Extract all lines from the data beneath that include the word "name".

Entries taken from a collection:
§ §

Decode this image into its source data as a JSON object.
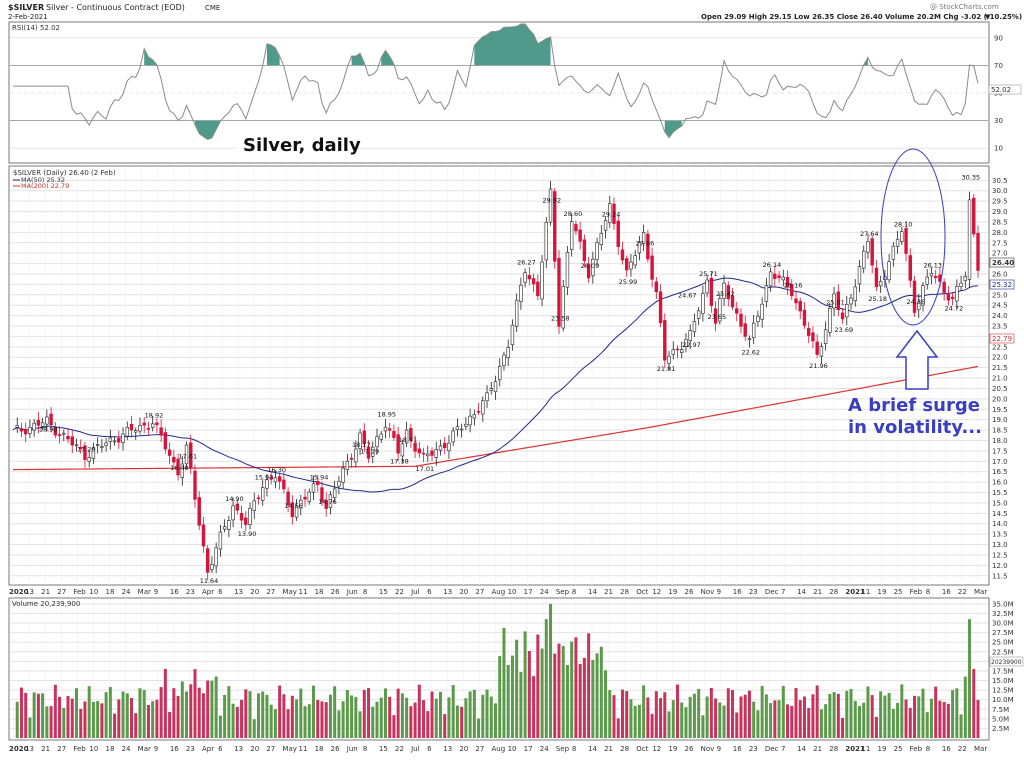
{
  "header": {
    "symbol": "$SILVER",
    "name": "Silver - Continuous Contract (EOD)",
    "exchange": "CME",
    "date": "2-Feb-2021",
    "ohlc": "Open 29.09  High 29.15  Low 26.35  Close 26.40  Volume 20.2M  Chg -3.02 (-10.25%)",
    "chg_arrow": "▼",
    "watermark": "@ StockCharts.com"
  },
  "rsi_panel": {
    "label": "RSI(14) 52.02",
    "ticks": [
      "90",
      "70",
      "50",
      "30",
      "10"
    ],
    "value_label": "52.02",
    "annotation": "Silver, daily"
  },
  "price_panel": {
    "label": "$SILVER (Daily) 26.40 (2 Feb)",
    "ma50_label": "MA(50) 25.32",
    "ma200_label": "MA(200) 22.79",
    "last_price": "26.40",
    "ma50_value": "25.32",
    "ma200_value": "22.79",
    "annotation_line1": "A brief surge",
    "annotation_line2": "in volatility..."
  },
  "volume_panel": {
    "label": "Volume 20,239,900",
    "ticks": [
      "35.0M",
      "32.5M",
      "30.0M",
      "27.5M",
      "25.0M",
      "22.5M",
      "20.0M",
      "17.5M",
      "15.0M",
      "12.5M",
      "10.0M",
      "7.5M",
      "5.0M",
      "2.5M"
    ],
    "value_label": "20239900"
  },
  "x_axis_labels": [
    "2020",
    "13",
    "21",
    "27",
    "Feb",
    "10",
    "18",
    "24",
    "Mar",
    "9",
    "16",
    "23",
    "Apr",
    "6",
    "13",
    "20",
    "27",
    "May",
    "11",
    "18",
    "26",
    "Jun",
    "8",
    "15",
    "22",
    "Jul",
    "6",
    "13",
    "20",
    "27",
    "Aug",
    "10",
    "17",
    "24",
    "Sep",
    "8",
    "14",
    "21",
    "28",
    "Oct",
    "12",
    "19",
    "26",
    "Nov",
    "9",
    "16",
    "23",
    "Dec",
    "7",
    "14",
    "21",
    "28",
    "2021",
    "11",
    "19",
    "25",
    "Feb",
    "8",
    "16",
    "22",
    "Mar"
  ],
  "colors": {
    "up": "#4e8f3a",
    "down": "#d4143c",
    "ma50": "#1e2a8c",
    "ma200": "#e03030",
    "rsi": "#8a8a8a",
    "rsi_fill": "#4f9a8a",
    "annotation": "#3a3ec0",
    "volume_up": "#5a9a4a",
    "volume_down": "#c8335e"
  },
  "chart_data": {
    "type": "candlestick",
    "price_ticks": [
      "30.5",
      "30.0",
      "29.5",
      "29.0",
      "28.5",
      "28.0",
      "27.5",
      "27.0",
      "26.5",
      "26.0",
      "25.5",
      "25.0",
      "24.5",
      "24.0",
      "23.5",
      "23.0",
      "22.5",
      "22.0",
      "21.5",
      "21.0",
      "20.5",
      "20.0",
      "19.5",
      "19.0",
      "18.5",
      "18.0",
      "17.5",
      "17.0",
      "16.5",
      "16.0",
      "15.5",
      "15.0",
      "14.5",
      "14.0",
      "13.5",
      "13.0",
      "12.5",
      "12.0",
      "11.5"
    ],
    "ylim": [
      11.2,
      30.9
    ],
    "price_labels": [
      {
        "text": "18.90",
        "idx": 8
      },
      {
        "text": "17.28",
        "idx": 17
      },
      {
        "text": "18.92",
        "idx": 33
      },
      {
        "text": "17.61",
        "idx": 41
      },
      {
        "text": "16.40",
        "idx": 39
      },
      {
        "text": "11.64",
        "idx": 46
      },
      {
        "text": "14.90",
        "idx": 52
      },
      {
        "text": "13.90",
        "idx": 55
      },
      {
        "text": "15.93",
        "idx": 59
      },
      {
        "text": "16.30",
        "idx": 62
      },
      {
        "text": "14.56",
        "idx": 66
      },
      {
        "text": "15.94",
        "idx": 72
      },
      {
        "text": "14.76",
        "idx": 74
      },
      {
        "text": "18.17",
        "idx": 82
      },
      {
        "text": "17.19",
        "idx": 84
      },
      {
        "text": "18.95",
        "idx": 88
      },
      {
        "text": "17.38",
        "idx": 91
      },
      {
        "text": "18.41",
        "idx": 93
      },
      {
        "text": "17.01",
        "idx": 97
      },
      {
        "text": "26.27",
        "idx": 121
      },
      {
        "text": "29.92",
        "idx": 127
      },
      {
        "text": "23.58",
        "idx": 129
      },
      {
        "text": "28.60",
        "idx": 132
      },
      {
        "text": "26.09",
        "idx": 136
      },
      {
        "text": "29.24",
        "idx": 141
      },
      {
        "text": "25.99",
        "idx": 145
      },
      {
        "text": "27.86",
        "idx": 149
      },
      {
        "text": "21.81",
        "idx": 154
      },
      {
        "text": "22.97",
        "idx": 160
      },
      {
        "text": "24.67",
        "idx": 159
      },
      {
        "text": "25.71",
        "idx": 164
      },
      {
        "text": "23.65",
        "idx": 166
      },
      {
        "text": "25.42",
        "idx": 168
      },
      {
        "text": "22.62",
        "idx": 174
      },
      {
        "text": "26.14",
        "idx": 179
      },
      {
        "text": "25.16",
        "idx": 184
      },
      {
        "text": "21.96",
        "idx": 190
      },
      {
        "text": "23.69",
        "idx": 196
      },
      {
        "text": "25.01",
        "idx": 194
      },
      {
        "text": "27.64",
        "idx": 202
      },
      {
        "text": "25.18",
        "idx": 204
      },
      {
        "text": "28.10",
        "idx": 210
      },
      {
        "text": "24.36",
        "idx": 213
      },
      {
        "text": "26.13",
        "idx": 217
      },
      {
        "text": "24.72",
        "idx": 222
      },
      {
        "text": "30.35",
        "idx": 226
      }
    ],
    "volume_max_m": 36,
    "rsi_range": [
      0,
      100
    ]
  }
}
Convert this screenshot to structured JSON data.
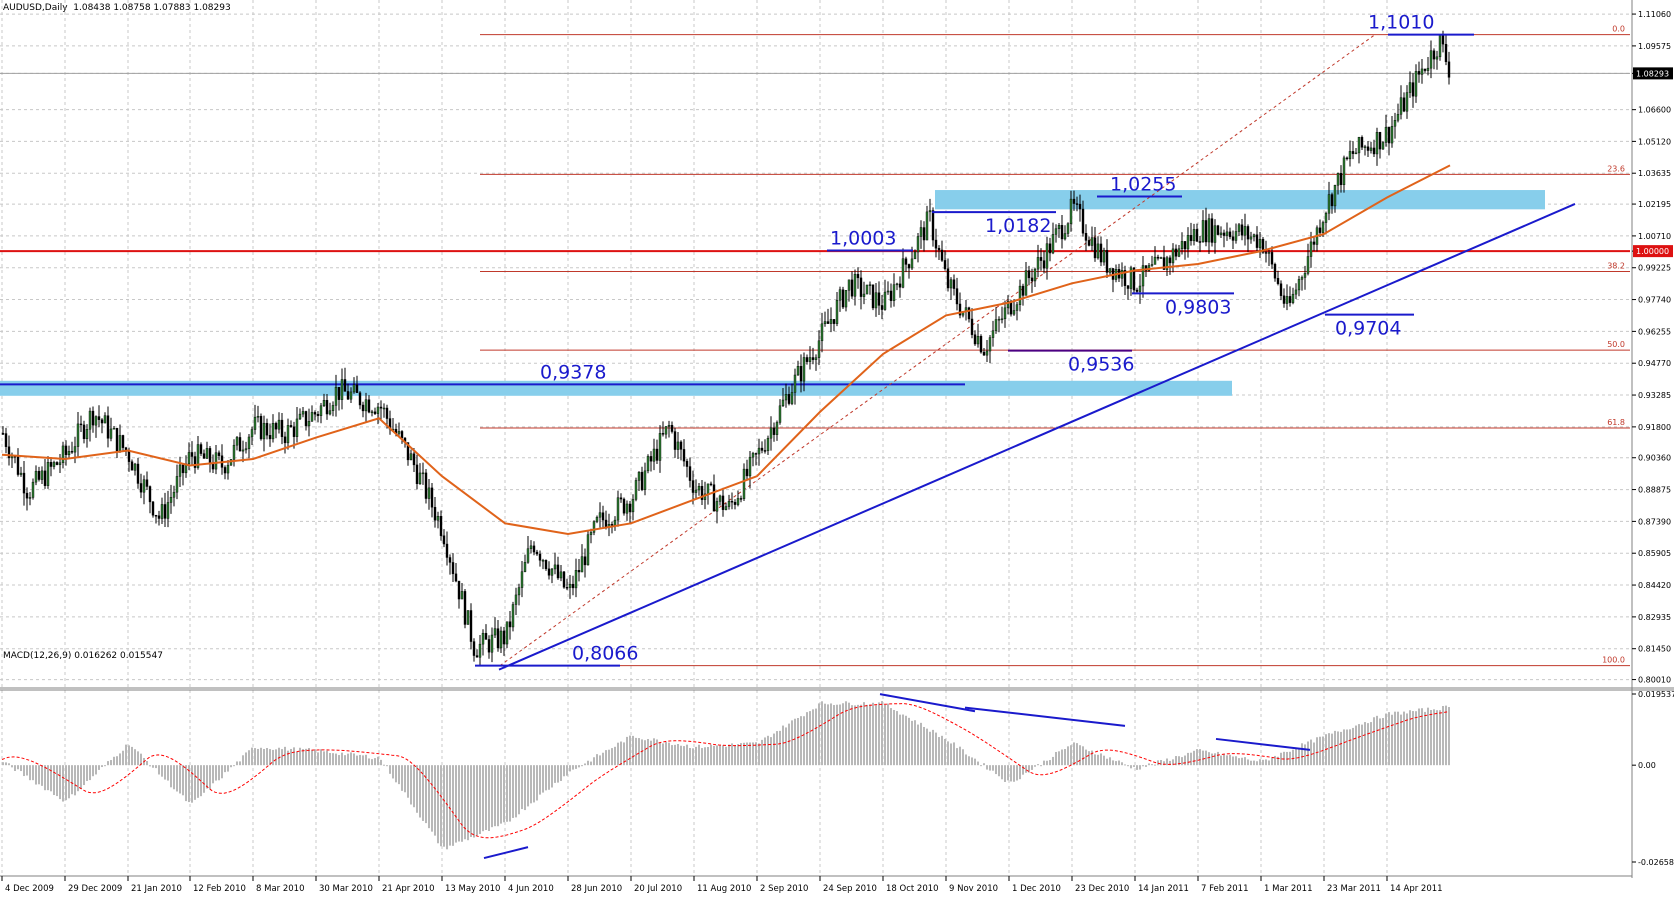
{
  "symbol_header": "AUDUSD,Daily  1.08438 1.08758 1.07883 1.08293",
  "macd_header": "MACD(12,26,9) 0.016262 0.015547",
  "colors": {
    "background": "#ffffff",
    "grid": "#c8c8c8",
    "bull": "#2e7d32",
    "bear": "#000000",
    "ma": "#e0631a",
    "trend": "#1a1acc",
    "fib": "#c0392b",
    "zone": "#87ceeb",
    "macd_hist": "#b8b8b8",
    "signal": "#ff0000"
  },
  "price_axis": {
    "min": 0.7985,
    "max": 1.1125,
    "ticks": [
      "1.11060",
      "1.09575",
      "1.08293",
      "1.06600",
      "1.05120",
      "1.03635",
      "1.02195",
      "1.00710",
      "1.00000",
      "0.99225",
      "0.97740",
      "0.96255",
      "0.94770",
      "0.93285",
      "0.91800",
      "0.90360",
      "0.88875",
      "0.87390",
      "0.85905",
      "0.84420",
      "0.82935",
      "0.81450",
      "0.80010"
    ],
    "current_price": "1.08293",
    "parity_label": "1.00000"
  },
  "macd_axis": {
    "ticks": [
      "0.019537",
      "0.00",
      "-0.02658"
    ]
  },
  "date_labels": [
    "4 Dec 2009",
    "29 Dec 2009",
    "21 Jan 2010",
    "12 Feb 2010",
    "8 Mar 2010",
    "30 Mar 2010",
    "21 Apr 2010",
    "13 May 2010",
    "4 Jun 2010",
    "28 Jun 2010",
    "20 Jul 2010",
    "11 Aug 2010",
    "2 Sep 2010",
    "24 Sep 2010",
    "18 Oct 2010",
    "9 Nov 2010",
    "1 Dec 2010",
    "23 Dec 2010",
    "14 Jan 2011",
    "7 Feb 2011",
    "1 Mar 2011",
    "23 Mar 2011",
    "14 Apr 2011"
  ],
  "fib_levels": [
    {
      "label": "0.0",
      "price": 1.101
    },
    {
      "label": "23.6",
      "price": 1.0358
    },
    {
      "label": "38.2",
      "price": 0.9905
    },
    {
      "label": "50.0",
      "price": 0.9538
    },
    {
      "label": "61.8",
      "price": 0.9175
    },
    {
      "label": "100.0",
      "price": 0.8066
    }
  ],
  "annotations": [
    {
      "text": "1,1010",
      "price": 1.101
    },
    {
      "text": "1,0255",
      "price": 1.0255
    },
    {
      "text": "1,0182",
      "price": 1.0182
    },
    {
      "text": "1,0003",
      "price": 1.0003
    },
    {
      "text": "0,9803",
      "price": 0.9803
    },
    {
      "text": "0,9704",
      "price": 0.9704
    },
    {
      "text": "0,9536",
      "price": 0.9536
    },
    {
      "text": "0,9378",
      "price": 0.9378
    },
    {
      "text": "0,8066",
      "price": 0.8066
    }
  ],
  "chart_data": {
    "type": "candlestick",
    "indicators": [
      "moving average",
      "MACD(12,26,9)"
    ],
    "close_path": [
      [
        "4 Dec 2009",
        0.915
      ],
      [
        "14 Dec 2009",
        0.888
      ],
      [
        "29 Dec 2009",
        0.905
      ],
      [
        "8 Jan 2010",
        0.925
      ],
      [
        "21 Jan 2010",
        0.905
      ],
      [
        "1 Feb 2010",
        0.875
      ],
      [
        "12 Feb 2010",
        0.905
      ],
      [
        "24 Feb 2010",
        0.9
      ],
      [
        "8 Mar 2010",
        0.918
      ],
      [
        "19 Mar 2010",
        0.915
      ],
      [
        "30 Mar 2010",
        0.925
      ],
      [
        "6 Apr 2010",
        0.935
      ],
      [
        "21 Apr 2010",
        0.928
      ],
      [
        "3 May 2010",
        0.9
      ],
      [
        "13 May 2010",
        0.87
      ],
      [
        "24 May 2010",
        0.815
      ],
      [
        "4 Jun 2010",
        0.82
      ],
      [
        "14 Jun 2010",
        0.865
      ],
      [
        "28 Jun 2010",
        0.84
      ],
      [
        "8 Jul 2010",
        0.873
      ],
      [
        "20 Jul 2010",
        0.885
      ],
      [
        "2 Aug 2010",
        0.918
      ],
      [
        "11 Aug 2010",
        0.89
      ],
      [
        "23 Aug 2010",
        0.88
      ],
      [
        "2 Sep 2010",
        0.905
      ],
      [
        "13 Sep 2010",
        0.935
      ],
      [
        "24 Sep 2010",
        0.96
      ],
      [
        "5 Oct 2010",
        0.985
      ],
      [
        "18 Oct 2010",
        0.975
      ],
      [
        "3 Nov 2010",
        1.015
      ],
      [
        "9 Nov 2010",
        0.985
      ],
      [
        "22 Nov 2010",
        0.955
      ],
      [
        "1 Dec 2010",
        0.975
      ],
      [
        "14 Dec 2010",
        1.0
      ],
      [
        "23 Dec 2010",
        1.02
      ],
      [
        "3 Jan 2011",
        0.995
      ],
      [
        "14 Jan 2011",
        0.985
      ],
      [
        "25 Jan 2011",
        0.995
      ],
      [
        "7 Feb 2011",
        1.01
      ],
      [
        "18 Feb 2011",
        1.01
      ],
      [
        "1 Mar 2011",
        1.005
      ],
      [
        "10 Mar 2011",
        0.972
      ],
      [
        "23 Mar 2011",
        1.02
      ],
      [
        "1 Apr 2011",
        1.045
      ],
      [
        "14 Apr 2011",
        1.055
      ],
      [
        "26 Apr 2011",
        1.085
      ],
      [
        "2 May 2011",
        1.098
      ],
      [
        "6 May 2011",
        1.083
      ]
    ],
    "moving_average": [
      [
        "4 Dec 2009",
        0.905
      ],
      [
        "29 Dec 2009",
        0.903
      ],
      [
        "21 Jan 2010",
        0.907
      ],
      [
        "12 Feb 2010",
        0.9
      ],
      [
        "8 Mar 2010",
        0.903
      ],
      [
        "30 Mar 2010",
        0.913
      ],
      [
        "21 Apr 2010",
        0.922
      ],
      [
        "13 May 2010",
        0.895
      ],
      [
        "4 Jun 2010",
        0.873
      ],
      [
        "28 Jun 2010",
        0.868
      ],
      [
        "20 Jul 2010",
        0.873
      ],
      [
        "11 Aug 2010",
        0.884
      ],
      [
        "2 Sep 2010",
        0.895
      ],
      [
        "24 Sep 2010",
        0.925
      ],
      [
        "18 Oct 2010",
        0.952
      ],
      [
        "9 Nov 2010",
        0.97
      ],
      [
        "1 Dec 2010",
        0.976
      ],
      [
        "23 Dec 2010",
        0.985
      ],
      [
        "14 Jan 2011",
        0.991
      ],
      [
        "7 Feb 2011",
        0.994
      ],
      [
        "1 Mar 2011",
        1.0
      ],
      [
        "23 Mar 2011",
        1.008
      ],
      [
        "14 Apr 2011",
        1.025
      ],
      [
        "6 May 2011",
        1.04
      ]
    ],
    "macd_histogram_path": [
      [
        "4 Dec 2009",
        0.001
      ],
      [
        "29 Dec 2009",
        -0.01
      ],
      [
        "21 Jan 2010",
        0.006
      ],
      [
        "12 Feb 2010",
        -0.011
      ],
      [
        "8 Mar 2010",
        0.005
      ],
      [
        "30 Mar 2010",
        0.004
      ],
      [
        "21 Apr 2010",
        0.002
      ],
      [
        "13 May 2010",
        -0.023
      ],
      [
        "4 Jun 2010",
        -0.016
      ],
      [
        "28 Jun 2010",
        -0.002
      ],
      [
        "20 Jul 2010",
        0.008
      ],
      [
        "11 Aug 2010",
        0.005
      ],
      [
        "2 Sep 2010",
        0.006
      ],
      [
        "24 Sep 2010",
        0.017
      ],
      [
        "18 Oct 2010",
        0.017
      ],
      [
        "9 Nov 2010",
        0.007
      ],
      [
        "1 Dec 2010",
        -0.005
      ],
      [
        "23 Dec 2010",
        0.006
      ],
      [
        "14 Jan 2011",
        -0.001
      ],
      [
        "7 Feb 2011",
        0.004
      ],
      [
        "1 Mar 2011",
        0.001
      ],
      [
        "23 Mar 2011",
        0.008
      ],
      [
        "14 Apr 2011",
        0.014
      ],
      [
        "6 May 2011",
        0.016
      ]
    ]
  }
}
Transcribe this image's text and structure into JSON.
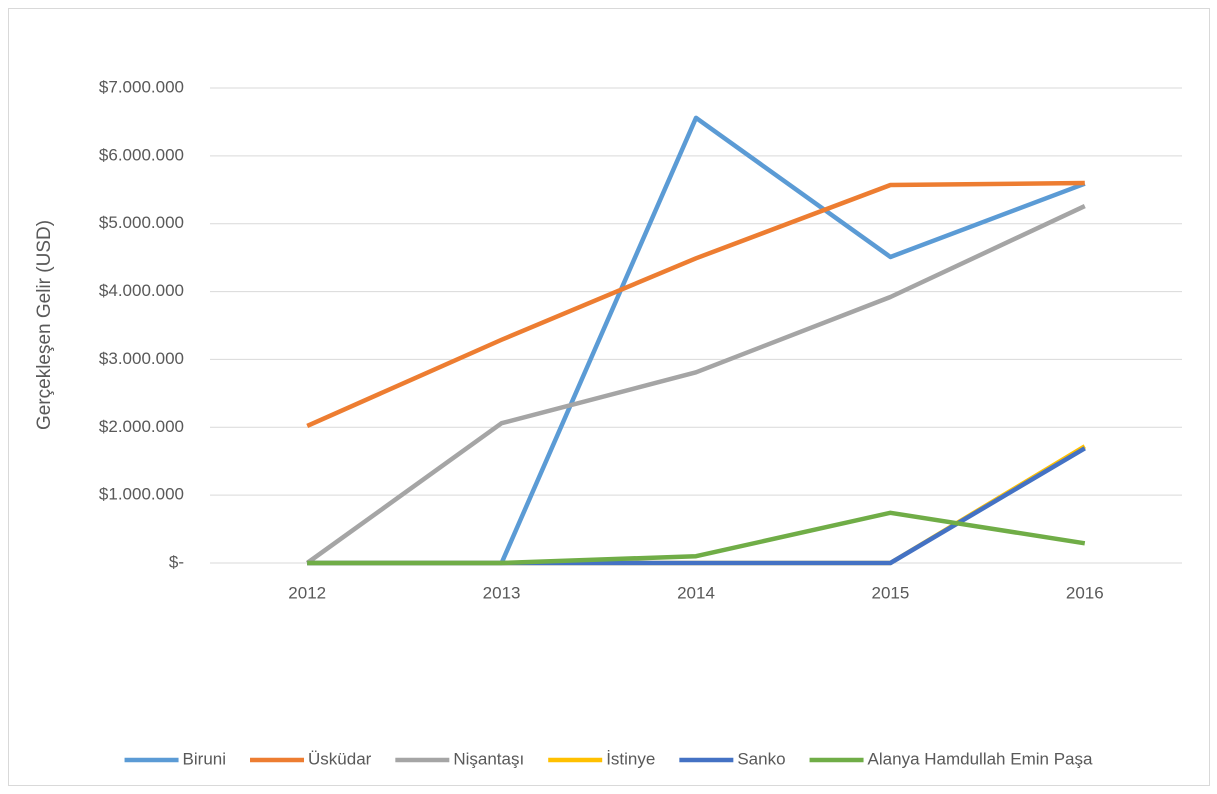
{
  "chart_data": {
    "type": "line",
    "y_label": "Gerçekleşen Gelir (USD)",
    "categories": [
      "2012",
      "2013",
      "2014",
      "2015",
      "2016"
    ],
    "series": [
      {
        "name": "Biruni",
        "color": "#5b9bd5",
        "values": [
          0,
          0,
          6560000,
          4510000,
          5590000
        ]
      },
      {
        "name": "Üsküdar",
        "color": "#ed7d31",
        "values": [
          2020000,
          3290000,
          4490000,
          5570000,
          5600000
        ]
      },
      {
        "name": "Nişantaşı",
        "color": "#a5a5a5",
        "values": [
          0,
          2060000,
          2810000,
          3920000,
          5260000
        ]
      },
      {
        "name": "İstinye",
        "color": "#ffc000",
        "values": [
          0,
          0,
          0,
          0,
          1720000
        ]
      },
      {
        "name": "Sanko",
        "color": "#4472c4",
        "values": [
          0,
          0,
          0,
          0,
          1690000
        ]
      },
      {
        "name": "Alanya Hamdullah Emin Paşa",
        "color": "#70ad47",
        "values": [
          0,
          0,
          100000,
          740000,
          290000
        ]
      }
    ],
    "ylim": [
      0,
      7000000
    ],
    "yticks": [
      {
        "value": 0,
        "label": "$-"
      },
      {
        "value": 1000000,
        "label": "$1.000.000"
      },
      {
        "value": 2000000,
        "label": "$2.000.000"
      },
      {
        "value": 3000000,
        "label": "$3.000.000"
      },
      {
        "value": 4000000,
        "label": "$4.000.000"
      },
      {
        "value": 5000000,
        "label": "$5.000.000"
      },
      {
        "value": 6000000,
        "label": "$6.000.000"
      },
      {
        "value": 7000000,
        "label": "$7.000.000"
      }
    ],
    "grid": true,
    "legend": "bottom"
  }
}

§ §

Exercise solution:
    "name": "Silver - Continuous Contract (EOD)",
        "name": "Biruni",
        "name": "Üsküdar",
        "name": "Nişantaşı",
        "name": "İstinye",
        "name": "Sanko",
        "name": "Alanya Hamdullah Emin Paşa",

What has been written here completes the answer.